[START Materials provided]

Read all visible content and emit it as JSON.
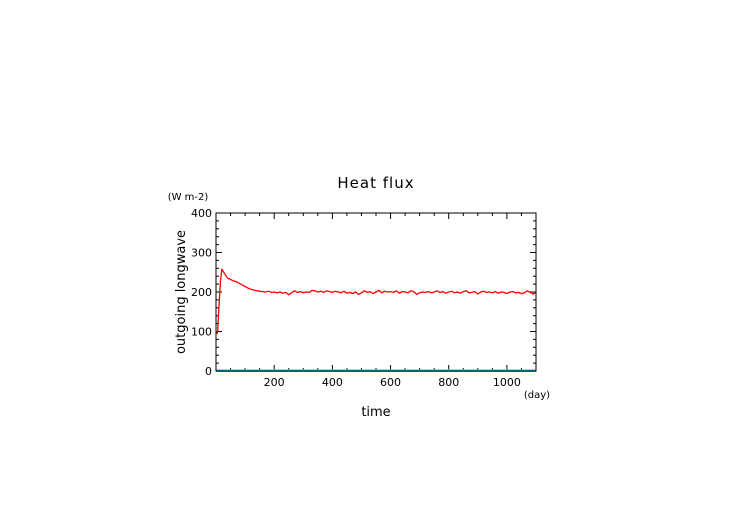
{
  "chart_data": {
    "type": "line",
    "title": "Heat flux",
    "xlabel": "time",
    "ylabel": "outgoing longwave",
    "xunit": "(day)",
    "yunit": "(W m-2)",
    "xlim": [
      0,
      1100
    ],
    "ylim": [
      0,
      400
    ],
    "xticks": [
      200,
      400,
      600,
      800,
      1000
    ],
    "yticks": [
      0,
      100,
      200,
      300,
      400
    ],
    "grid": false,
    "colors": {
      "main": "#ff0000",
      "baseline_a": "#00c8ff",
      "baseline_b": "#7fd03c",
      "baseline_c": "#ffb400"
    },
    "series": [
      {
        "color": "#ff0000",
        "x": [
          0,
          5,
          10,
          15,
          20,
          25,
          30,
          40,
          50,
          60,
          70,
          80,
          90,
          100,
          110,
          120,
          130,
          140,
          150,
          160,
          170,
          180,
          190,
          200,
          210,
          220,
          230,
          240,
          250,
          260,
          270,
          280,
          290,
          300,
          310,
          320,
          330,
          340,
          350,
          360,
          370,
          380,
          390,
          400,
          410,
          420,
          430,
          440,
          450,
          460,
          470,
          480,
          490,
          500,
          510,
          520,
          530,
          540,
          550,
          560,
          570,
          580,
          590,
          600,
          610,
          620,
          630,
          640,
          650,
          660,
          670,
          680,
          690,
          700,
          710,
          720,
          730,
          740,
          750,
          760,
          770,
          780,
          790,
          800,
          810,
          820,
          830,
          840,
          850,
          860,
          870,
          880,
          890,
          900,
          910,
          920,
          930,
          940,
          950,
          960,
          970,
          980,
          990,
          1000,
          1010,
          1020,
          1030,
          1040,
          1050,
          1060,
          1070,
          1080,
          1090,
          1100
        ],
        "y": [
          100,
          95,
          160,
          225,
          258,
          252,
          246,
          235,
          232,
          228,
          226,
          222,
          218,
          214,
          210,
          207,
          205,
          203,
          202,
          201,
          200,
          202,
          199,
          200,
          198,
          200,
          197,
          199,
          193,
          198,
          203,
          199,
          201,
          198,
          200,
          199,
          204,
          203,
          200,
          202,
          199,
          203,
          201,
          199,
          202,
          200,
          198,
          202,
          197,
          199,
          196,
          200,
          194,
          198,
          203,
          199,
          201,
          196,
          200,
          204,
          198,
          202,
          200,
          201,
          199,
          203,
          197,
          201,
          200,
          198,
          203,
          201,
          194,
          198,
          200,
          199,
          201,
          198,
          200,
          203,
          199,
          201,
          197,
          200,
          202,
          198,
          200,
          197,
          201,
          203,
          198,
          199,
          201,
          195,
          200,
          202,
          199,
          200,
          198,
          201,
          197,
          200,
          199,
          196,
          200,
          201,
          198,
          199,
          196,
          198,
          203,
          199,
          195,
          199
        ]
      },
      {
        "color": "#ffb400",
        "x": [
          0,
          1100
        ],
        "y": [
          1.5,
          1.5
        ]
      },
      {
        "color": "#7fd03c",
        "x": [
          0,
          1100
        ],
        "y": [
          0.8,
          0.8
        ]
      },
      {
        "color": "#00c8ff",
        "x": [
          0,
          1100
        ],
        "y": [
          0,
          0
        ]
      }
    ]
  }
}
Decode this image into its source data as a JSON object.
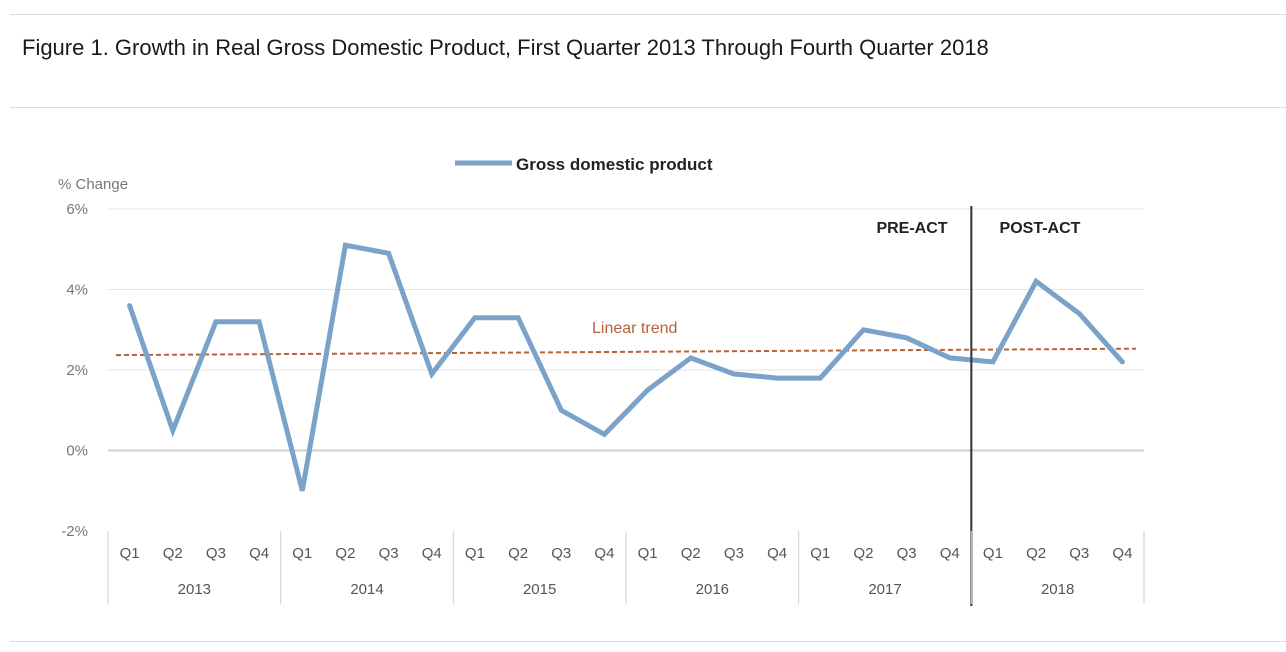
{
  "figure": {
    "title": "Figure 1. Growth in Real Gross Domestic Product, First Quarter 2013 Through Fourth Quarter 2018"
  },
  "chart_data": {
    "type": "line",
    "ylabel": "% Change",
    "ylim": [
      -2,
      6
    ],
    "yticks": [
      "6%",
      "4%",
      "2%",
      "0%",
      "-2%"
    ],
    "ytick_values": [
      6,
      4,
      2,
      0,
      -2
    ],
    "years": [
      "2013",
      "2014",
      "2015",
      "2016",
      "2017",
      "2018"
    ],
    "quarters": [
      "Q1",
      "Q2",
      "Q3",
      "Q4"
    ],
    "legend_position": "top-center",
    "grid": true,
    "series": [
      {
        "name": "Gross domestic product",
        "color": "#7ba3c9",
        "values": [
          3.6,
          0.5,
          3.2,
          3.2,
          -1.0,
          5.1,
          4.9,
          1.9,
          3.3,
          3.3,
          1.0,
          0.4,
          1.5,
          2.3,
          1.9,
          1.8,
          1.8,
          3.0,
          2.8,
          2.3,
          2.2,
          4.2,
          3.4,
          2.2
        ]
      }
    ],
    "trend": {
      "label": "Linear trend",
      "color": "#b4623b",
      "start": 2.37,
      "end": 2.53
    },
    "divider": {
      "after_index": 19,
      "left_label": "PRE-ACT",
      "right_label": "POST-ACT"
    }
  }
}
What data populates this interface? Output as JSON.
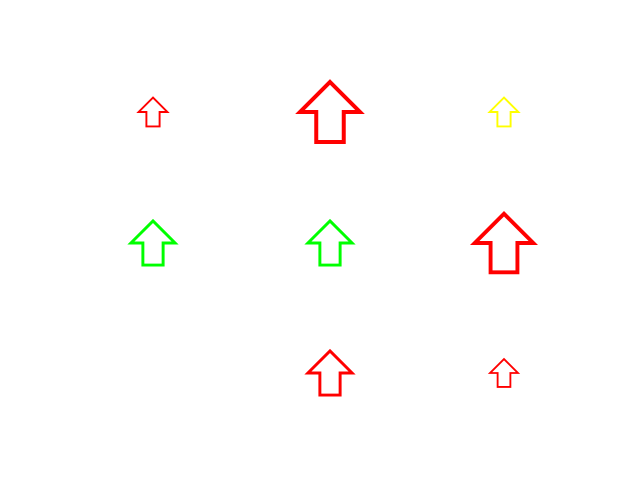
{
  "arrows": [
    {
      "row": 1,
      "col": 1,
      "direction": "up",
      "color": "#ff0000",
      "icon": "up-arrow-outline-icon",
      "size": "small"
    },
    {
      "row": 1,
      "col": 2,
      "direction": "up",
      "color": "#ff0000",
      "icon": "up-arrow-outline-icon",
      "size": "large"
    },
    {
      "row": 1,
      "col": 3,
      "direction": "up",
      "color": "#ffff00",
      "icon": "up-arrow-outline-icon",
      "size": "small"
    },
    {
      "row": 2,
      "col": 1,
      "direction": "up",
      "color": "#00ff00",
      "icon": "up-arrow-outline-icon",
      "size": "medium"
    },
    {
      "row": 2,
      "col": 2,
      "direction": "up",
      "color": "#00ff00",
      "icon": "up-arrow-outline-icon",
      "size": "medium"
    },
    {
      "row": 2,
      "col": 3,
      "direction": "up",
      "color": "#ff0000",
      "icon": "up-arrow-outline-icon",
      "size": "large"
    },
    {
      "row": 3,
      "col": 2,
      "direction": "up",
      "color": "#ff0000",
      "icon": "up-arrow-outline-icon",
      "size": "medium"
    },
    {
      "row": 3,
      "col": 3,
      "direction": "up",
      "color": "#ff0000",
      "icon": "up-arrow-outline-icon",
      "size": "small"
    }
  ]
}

[END Materials provided]

Reproduce exactly and only the lines from the line that contains "What data populates" to the end of the data above, both ends included. No pictures go in the copy.

What data populates this interface? Output as JSON.
{
  "arrows": [
    {
      "row": 1,
      "col": 1,
      "direction": "up",
      "color": "#ff0000",
      "icon": "up-arrow-outline-icon",
      "size": "small"
    },
    {
      "row": 1,
      "col": 2,
      "direction": "up",
      "color": "#ff0000",
      "icon": "up-arrow-outline-icon",
      "size": "large"
    },
    {
      "row": 1,
      "col": 3,
      "direction": "up",
      "color": "#ffff00",
      "icon": "up-arrow-outline-icon",
      "size": "small"
    },
    {
      "row": 2,
      "col": 1,
      "direction": "up",
      "color": "#00ff00",
      "icon": "up-arrow-outline-icon",
      "size": "medium"
    },
    {
      "row": 2,
      "col": 2,
      "direction": "up",
      "color": "#00ff00",
      "icon": "up-arrow-outline-icon",
      "size": "medium"
    },
    {
      "row": 2,
      "col": 3,
      "direction": "up",
      "color": "#ff0000",
      "icon": "up-arrow-outline-icon",
      "size": "large"
    },
    {
      "row": 3,
      "col": 2,
      "direction": "up",
      "color": "#ff0000",
      "icon": "up-arrow-outline-icon",
      "size": "medium"
    },
    {
      "row": 3,
      "col": 3,
      "direction": "up",
      "color": "#ff0000",
      "icon": "up-arrow-outline-icon",
      "size": "small"
    }
  ]
}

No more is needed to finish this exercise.